(begin)
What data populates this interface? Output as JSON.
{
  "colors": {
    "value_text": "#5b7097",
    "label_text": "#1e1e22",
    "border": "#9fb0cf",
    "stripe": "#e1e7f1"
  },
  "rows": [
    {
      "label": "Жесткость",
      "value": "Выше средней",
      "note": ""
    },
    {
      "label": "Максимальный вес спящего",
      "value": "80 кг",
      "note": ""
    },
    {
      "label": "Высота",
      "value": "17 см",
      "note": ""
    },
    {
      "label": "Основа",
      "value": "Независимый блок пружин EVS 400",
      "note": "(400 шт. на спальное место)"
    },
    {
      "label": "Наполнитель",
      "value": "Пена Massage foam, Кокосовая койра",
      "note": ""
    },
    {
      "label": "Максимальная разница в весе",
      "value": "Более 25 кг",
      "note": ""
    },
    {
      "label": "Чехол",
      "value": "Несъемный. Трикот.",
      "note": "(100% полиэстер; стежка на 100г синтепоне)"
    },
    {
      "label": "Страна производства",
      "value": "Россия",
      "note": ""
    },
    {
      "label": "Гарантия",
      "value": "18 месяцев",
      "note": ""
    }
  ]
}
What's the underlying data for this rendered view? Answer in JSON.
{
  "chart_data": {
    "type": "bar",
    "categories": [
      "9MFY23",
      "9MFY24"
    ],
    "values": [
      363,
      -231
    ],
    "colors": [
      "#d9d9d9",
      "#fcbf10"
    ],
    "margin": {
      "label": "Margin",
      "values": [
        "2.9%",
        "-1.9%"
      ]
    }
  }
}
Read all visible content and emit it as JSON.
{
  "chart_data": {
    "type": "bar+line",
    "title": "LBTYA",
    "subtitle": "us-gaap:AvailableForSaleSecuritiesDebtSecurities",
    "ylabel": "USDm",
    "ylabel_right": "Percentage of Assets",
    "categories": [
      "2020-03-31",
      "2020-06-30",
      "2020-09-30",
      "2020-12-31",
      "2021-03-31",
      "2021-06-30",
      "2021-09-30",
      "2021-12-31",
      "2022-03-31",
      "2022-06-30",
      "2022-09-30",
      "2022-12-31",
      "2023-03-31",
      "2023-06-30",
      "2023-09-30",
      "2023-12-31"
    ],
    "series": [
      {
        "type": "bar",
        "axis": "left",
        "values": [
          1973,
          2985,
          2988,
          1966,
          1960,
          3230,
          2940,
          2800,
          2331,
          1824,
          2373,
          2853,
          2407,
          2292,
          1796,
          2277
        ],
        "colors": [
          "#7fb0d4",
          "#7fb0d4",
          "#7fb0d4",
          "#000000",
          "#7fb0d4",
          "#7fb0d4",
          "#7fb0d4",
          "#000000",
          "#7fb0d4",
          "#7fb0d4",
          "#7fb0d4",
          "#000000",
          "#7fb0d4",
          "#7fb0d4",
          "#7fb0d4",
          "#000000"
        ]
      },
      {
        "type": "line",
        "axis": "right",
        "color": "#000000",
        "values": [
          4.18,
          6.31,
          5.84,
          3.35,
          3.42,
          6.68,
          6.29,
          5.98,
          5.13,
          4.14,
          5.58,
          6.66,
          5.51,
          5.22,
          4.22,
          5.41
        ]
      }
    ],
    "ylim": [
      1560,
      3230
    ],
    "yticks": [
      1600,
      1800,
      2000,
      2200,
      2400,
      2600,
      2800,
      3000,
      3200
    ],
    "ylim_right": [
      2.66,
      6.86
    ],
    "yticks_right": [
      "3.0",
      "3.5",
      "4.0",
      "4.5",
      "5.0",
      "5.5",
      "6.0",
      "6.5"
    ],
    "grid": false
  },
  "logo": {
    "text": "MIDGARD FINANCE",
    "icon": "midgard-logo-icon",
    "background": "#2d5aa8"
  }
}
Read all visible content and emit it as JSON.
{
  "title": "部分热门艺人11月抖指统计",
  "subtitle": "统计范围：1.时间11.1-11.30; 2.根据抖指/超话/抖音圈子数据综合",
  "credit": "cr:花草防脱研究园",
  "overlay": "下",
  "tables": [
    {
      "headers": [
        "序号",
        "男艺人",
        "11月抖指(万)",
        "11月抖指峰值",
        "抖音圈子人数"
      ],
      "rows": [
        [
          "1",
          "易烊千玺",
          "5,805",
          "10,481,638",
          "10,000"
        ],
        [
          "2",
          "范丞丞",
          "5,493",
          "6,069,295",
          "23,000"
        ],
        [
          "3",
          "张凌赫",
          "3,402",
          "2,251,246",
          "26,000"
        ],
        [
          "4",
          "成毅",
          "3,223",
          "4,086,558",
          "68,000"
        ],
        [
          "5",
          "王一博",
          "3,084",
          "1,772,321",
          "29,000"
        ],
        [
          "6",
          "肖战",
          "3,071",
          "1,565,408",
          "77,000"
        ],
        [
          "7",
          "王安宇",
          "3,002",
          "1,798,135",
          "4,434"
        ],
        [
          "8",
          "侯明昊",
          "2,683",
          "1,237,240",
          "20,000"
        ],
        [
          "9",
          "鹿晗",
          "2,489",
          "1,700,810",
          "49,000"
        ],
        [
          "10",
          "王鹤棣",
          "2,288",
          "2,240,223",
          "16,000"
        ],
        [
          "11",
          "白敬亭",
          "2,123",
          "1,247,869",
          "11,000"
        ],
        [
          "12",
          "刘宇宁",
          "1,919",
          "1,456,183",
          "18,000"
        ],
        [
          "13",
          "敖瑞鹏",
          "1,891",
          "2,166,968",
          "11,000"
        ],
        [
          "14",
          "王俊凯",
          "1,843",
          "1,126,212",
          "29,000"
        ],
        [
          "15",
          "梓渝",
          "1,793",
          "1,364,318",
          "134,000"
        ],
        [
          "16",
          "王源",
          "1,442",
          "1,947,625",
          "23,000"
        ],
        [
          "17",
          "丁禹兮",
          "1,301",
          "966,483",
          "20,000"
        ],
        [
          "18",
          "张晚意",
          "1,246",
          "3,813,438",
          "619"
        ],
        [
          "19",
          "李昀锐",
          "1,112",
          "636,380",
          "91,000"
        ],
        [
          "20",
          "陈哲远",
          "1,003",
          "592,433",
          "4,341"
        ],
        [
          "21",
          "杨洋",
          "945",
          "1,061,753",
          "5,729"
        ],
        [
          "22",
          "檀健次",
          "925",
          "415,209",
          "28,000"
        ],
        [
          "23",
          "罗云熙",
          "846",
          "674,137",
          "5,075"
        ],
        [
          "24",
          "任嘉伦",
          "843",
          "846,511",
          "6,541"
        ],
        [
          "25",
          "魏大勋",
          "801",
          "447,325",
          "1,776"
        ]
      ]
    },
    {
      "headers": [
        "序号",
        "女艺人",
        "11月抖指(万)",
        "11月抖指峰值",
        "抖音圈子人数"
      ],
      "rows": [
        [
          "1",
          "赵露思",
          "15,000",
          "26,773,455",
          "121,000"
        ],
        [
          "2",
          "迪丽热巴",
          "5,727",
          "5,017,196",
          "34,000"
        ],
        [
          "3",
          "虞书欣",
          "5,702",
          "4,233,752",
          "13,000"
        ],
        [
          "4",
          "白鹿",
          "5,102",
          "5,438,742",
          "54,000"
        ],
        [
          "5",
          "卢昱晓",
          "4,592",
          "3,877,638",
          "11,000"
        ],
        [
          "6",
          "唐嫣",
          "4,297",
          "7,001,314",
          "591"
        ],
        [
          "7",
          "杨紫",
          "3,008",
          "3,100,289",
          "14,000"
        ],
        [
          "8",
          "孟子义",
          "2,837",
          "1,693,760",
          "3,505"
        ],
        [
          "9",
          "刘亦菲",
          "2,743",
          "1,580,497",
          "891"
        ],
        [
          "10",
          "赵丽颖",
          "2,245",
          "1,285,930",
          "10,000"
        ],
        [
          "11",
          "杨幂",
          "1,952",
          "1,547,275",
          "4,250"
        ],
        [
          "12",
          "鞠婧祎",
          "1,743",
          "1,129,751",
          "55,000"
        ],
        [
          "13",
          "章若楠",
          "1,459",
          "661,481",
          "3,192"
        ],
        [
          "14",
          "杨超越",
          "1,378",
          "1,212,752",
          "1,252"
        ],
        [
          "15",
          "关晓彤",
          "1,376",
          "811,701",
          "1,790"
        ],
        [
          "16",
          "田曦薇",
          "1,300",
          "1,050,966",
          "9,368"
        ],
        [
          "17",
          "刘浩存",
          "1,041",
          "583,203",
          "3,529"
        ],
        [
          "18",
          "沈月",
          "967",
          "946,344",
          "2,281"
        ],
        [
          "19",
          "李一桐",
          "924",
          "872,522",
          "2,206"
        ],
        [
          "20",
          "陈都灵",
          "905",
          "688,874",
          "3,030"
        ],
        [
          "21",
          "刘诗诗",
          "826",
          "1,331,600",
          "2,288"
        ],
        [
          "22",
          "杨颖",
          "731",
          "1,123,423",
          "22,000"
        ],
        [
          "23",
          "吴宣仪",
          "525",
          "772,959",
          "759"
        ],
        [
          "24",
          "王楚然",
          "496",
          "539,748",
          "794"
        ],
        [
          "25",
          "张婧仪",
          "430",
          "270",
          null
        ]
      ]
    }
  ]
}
(end)
Tally the lines of the records holding the word "type", then state only the tally.

4